--- What this task involves ---
Give an exact transcription of every line, dropping the images.

---*---

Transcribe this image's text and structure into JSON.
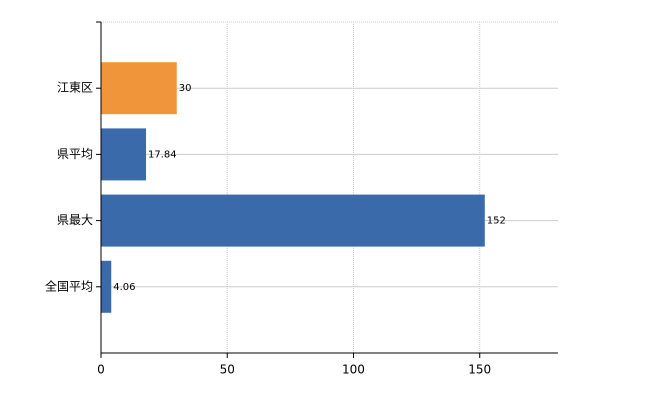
{
  "chart_data": {
    "type": "bar",
    "orientation": "horizontal",
    "categories": [
      "江東区",
      "県平均",
      "県最大",
      "全国平均"
    ],
    "values": [
      30,
      17.84,
      152,
      4.06
    ],
    "colors": [
      "#f0953a",
      "#3a6aaa",
      "#3a6aaa",
      "#3a6aaa"
    ],
    "xlim": [
      0,
      181
    ],
    "xticks": [
      0,
      50,
      100,
      150
    ],
    "grid": true
  }
}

---*---

--- Task result ---
Transcribe this image's text and structure into JSON.
{
  "chart_data": {
    "type": "bar",
    "orientation": "horizontal",
    "categories": [
      "江東区",
      "県平均",
      "県最大",
      "全国平均"
    ],
    "values": [
      30,
      17.84,
      152,
      4.06
    ],
    "colors": [
      "#f0953a",
      "#3a6aaa",
      "#3a6aaa",
      "#3a6aaa"
    ],
    "xlim": [
      0,
      181
    ],
    "xticks": [
      0,
      50,
      100,
      150
    ],
    "grid": true
  }
}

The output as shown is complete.